# 60s Europiccola - Refitting fixed Shower Screen



## Hugh (Jan 21, 2015)

Hi Folks,

Thought i should share that i managed to refit the shower screen to my newly obtained '67 Europiccola so no need to modify the brass sleeve 

Invert the machine, lay the disc flat onto the sleeve, move it slightly to one side so that about half of the screen falls into the groove.

Use the thumb of one hand to apply downward pressure to the centre of the disc - enough to flex it.

Use a piece of wood in your other hand to apply downward pressure to the edge of the disc. (a 100mm length of 1/2" dia chamfered dowel wedged into my palm was a lucky find)

So whilst keeping thumb pressure on, place the dowel;

1) between your thumb and the edge of the disc to enable further flexing of the disc

2) on part of the disc that is in the groove already

3) Keeping downward pressure on both thumb and dowel - slide the dowel around the disc (on each side in turns) from the part that is in the groove towards the part that is not yet in the groove and you'll begin to inch more of it into the groove a bit at a time. Eventually the disc will audibly snap into place and that's it !

I checked this on home barista and the impression was that this was nigh on impossible but Francesco Ceccarelli said he thought it could be possible. I'm not going to remove it again - i now need to make up the sleeve removal tool before it's time to get at the piston again.

Cheers, Hugh


----------



## jimbojohn55 (Jan 15, 2016)

interesting solution 👍, if you do get around to making the tool, just a quick heads up the 62 and 63 pavs have slightly different hole positions to the 64 - 74 with a brass sleeve


----------



## Hugh (Jan 21, 2015)

thanks for the info - not made it yet..


----------

#### Supplied material:
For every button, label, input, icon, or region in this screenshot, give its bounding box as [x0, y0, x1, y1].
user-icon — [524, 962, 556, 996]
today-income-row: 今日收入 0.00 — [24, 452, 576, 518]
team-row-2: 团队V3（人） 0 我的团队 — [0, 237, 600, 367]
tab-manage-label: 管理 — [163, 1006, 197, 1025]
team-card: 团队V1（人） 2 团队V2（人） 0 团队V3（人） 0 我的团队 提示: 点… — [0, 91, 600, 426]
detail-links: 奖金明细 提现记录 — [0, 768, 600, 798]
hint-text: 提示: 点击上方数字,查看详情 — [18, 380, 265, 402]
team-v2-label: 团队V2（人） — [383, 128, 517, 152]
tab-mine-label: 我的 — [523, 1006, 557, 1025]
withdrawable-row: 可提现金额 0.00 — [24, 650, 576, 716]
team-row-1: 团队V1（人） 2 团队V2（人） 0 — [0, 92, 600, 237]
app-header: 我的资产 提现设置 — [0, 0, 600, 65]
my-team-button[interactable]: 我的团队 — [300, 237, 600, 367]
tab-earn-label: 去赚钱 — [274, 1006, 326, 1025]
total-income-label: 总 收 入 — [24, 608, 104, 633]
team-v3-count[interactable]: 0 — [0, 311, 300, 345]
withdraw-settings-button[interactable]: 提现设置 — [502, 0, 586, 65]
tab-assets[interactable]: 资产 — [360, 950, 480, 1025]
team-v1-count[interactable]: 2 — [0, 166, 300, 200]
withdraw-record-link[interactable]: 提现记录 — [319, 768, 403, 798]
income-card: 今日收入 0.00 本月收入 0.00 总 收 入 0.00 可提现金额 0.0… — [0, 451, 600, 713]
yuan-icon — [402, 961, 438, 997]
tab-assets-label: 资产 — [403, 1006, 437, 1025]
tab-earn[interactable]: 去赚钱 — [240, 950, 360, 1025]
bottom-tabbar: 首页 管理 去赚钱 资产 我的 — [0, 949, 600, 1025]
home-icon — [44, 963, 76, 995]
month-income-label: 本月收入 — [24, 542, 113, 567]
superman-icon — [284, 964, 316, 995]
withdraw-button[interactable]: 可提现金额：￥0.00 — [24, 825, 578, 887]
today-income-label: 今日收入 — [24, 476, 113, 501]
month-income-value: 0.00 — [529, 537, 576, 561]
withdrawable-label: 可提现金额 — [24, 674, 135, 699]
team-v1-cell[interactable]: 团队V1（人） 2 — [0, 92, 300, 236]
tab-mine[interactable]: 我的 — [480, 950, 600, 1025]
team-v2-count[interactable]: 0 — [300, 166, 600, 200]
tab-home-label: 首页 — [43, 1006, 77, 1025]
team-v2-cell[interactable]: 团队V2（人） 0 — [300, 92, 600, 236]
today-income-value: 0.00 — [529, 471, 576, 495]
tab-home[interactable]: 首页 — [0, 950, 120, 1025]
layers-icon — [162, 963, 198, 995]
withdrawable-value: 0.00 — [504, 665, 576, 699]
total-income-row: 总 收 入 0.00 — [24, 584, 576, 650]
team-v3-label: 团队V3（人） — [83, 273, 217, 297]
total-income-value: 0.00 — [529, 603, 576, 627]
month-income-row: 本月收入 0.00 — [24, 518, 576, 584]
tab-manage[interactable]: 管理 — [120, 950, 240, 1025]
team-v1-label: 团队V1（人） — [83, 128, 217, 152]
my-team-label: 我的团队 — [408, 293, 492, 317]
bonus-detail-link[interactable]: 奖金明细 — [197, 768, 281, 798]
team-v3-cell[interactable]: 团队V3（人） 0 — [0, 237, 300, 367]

#### Tasks:
(A) List every person named in the Europiccola shower screen thread, including both post authors.
(B) Gather every line of the records that contains the string "today", matching case exactly.
The records are unrelated to the text.

#### Full answers:
(A) Hugh, jimbojohn55, Francesco Ceccarelli

(B)
today-income-row: 今日收入 0.00 — [24, 452, 576, 518]
today-income-label: 今日收入 — [24, 476, 113, 501]
today-income-value: 0.00 — [529, 471, 576, 495]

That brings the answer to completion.